→ OBIETTIVO DEL COMPITO
Quali persone e quali aziende vengono citate per nome nel testo sui brand ambassador? Elencale tutte.

→ TESTO DI RIFERIMENTO
※

Il testimonial risolve l’impasse dell’influencer pagato (e quindi poco credibile) parlando alla pancia del pubblico, proponendosi come un contatto in grado di avvicinarsi al quotidiano. Il tutto grazie a un approccio genuino, capace di andare oltre il semplice rapporto economico. Non a caso i brand ambassador amano condividere le proprie esperienze sui social e riescono a raggiungere bacini di utenti interessanti per il lavoro che molte aziende fanno nel caso di promozione per e-commerce.

Collaborare con ambassador può essere una soluzione importante quando operi nel B2C. Vale a dire un settore in cui la vendita è influenzabile, impulsiva, con un processo rapido e meno tortuoso rispetto a B2B.

Si applica solo sulla vendita diretta, cioè quando hai uno shop online da sfruttare? No, però è chiaro che in un lavoro di lead generation in cui la vendita del prodotto o servizio avviene in un secondo momento l’impulso positivo che può dare un brand ambassador si disperde. Ma non perde il suo smalto.

Spesso si sviluppa la figura del dipendente ambassador, un individuo assunto da una determinata azienda e che svolge un lavoro specifico. Ma è parte integrante dell’organizzazione, la fa sua e la trasmette sotto forma di entusiasmo. Ci sono diversi casi famosi di dipendenti che si trasformano in ambassador.

Un caso concreto? Tra i più famosi ricordo Guy Kawasaki con la Apple e Steve Ballmer della Microsoft. Scommetto che nessuno ha dimenticato le sue performance durante le conferenze al di sopra della norma.

※

→ MATERIALE FORNITO
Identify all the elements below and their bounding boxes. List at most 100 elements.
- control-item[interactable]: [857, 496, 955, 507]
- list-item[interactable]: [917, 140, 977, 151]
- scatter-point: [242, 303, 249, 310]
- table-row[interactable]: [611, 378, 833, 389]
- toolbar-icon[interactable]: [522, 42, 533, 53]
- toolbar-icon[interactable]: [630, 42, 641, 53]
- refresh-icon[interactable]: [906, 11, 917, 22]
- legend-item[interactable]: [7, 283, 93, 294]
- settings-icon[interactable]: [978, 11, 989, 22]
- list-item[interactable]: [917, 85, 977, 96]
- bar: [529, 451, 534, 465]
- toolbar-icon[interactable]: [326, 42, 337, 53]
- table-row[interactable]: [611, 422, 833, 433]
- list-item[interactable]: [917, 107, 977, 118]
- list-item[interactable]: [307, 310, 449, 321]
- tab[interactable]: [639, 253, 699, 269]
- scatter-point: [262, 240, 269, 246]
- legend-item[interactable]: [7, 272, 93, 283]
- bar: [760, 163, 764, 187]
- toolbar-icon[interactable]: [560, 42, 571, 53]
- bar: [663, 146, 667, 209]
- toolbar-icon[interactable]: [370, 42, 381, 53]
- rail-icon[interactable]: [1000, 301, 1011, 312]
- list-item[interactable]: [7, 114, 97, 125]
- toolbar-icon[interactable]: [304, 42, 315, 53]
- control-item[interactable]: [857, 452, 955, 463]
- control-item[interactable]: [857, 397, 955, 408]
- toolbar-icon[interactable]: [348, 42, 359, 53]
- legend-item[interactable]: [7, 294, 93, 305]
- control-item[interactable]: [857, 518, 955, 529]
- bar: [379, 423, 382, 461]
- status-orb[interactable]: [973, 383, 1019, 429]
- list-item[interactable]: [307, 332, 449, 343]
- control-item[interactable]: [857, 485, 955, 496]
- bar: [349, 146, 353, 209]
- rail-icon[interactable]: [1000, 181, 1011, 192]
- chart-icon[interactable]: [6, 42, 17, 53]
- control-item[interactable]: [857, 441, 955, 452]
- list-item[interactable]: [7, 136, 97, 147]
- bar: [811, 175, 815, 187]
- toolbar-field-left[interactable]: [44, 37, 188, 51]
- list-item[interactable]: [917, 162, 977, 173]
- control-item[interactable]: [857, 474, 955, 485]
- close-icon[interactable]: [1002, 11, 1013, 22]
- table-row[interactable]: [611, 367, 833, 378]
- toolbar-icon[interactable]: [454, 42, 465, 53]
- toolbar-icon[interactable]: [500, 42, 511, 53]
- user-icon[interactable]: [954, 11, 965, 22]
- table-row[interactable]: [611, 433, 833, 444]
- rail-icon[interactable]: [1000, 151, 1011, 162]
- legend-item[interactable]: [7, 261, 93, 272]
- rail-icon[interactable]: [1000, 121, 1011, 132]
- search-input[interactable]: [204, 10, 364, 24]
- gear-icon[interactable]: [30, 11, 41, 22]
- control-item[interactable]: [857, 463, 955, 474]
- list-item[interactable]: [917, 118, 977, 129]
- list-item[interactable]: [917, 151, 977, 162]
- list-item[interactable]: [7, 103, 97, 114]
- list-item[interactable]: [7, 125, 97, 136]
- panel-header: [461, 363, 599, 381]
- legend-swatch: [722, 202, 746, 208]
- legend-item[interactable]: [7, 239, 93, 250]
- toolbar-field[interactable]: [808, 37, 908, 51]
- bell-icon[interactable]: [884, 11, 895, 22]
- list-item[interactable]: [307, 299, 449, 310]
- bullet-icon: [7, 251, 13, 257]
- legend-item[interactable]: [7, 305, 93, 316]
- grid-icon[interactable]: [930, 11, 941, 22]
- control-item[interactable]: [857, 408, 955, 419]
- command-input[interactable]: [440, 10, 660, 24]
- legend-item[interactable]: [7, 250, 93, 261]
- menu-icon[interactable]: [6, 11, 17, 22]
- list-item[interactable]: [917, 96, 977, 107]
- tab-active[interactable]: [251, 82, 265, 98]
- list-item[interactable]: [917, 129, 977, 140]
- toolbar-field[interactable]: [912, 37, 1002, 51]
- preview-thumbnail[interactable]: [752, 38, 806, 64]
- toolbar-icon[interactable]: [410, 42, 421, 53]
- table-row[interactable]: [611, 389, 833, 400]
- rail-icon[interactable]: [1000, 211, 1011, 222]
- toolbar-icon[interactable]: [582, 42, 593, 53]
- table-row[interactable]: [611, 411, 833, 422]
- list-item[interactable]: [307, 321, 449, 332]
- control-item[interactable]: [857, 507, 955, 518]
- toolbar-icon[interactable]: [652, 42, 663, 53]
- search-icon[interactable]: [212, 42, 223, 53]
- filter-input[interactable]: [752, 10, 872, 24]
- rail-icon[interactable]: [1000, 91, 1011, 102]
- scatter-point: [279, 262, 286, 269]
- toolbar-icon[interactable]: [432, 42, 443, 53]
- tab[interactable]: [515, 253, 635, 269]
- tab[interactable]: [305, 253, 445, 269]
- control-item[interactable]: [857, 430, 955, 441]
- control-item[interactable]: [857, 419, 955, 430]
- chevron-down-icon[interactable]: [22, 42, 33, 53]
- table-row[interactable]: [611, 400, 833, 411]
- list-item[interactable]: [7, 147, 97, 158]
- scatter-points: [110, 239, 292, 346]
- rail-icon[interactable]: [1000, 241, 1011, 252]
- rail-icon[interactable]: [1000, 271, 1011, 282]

※

→ RISPOSTA AL COMPITO
Guy Kawasaki, Apple, Steve Ballmer, Microsoft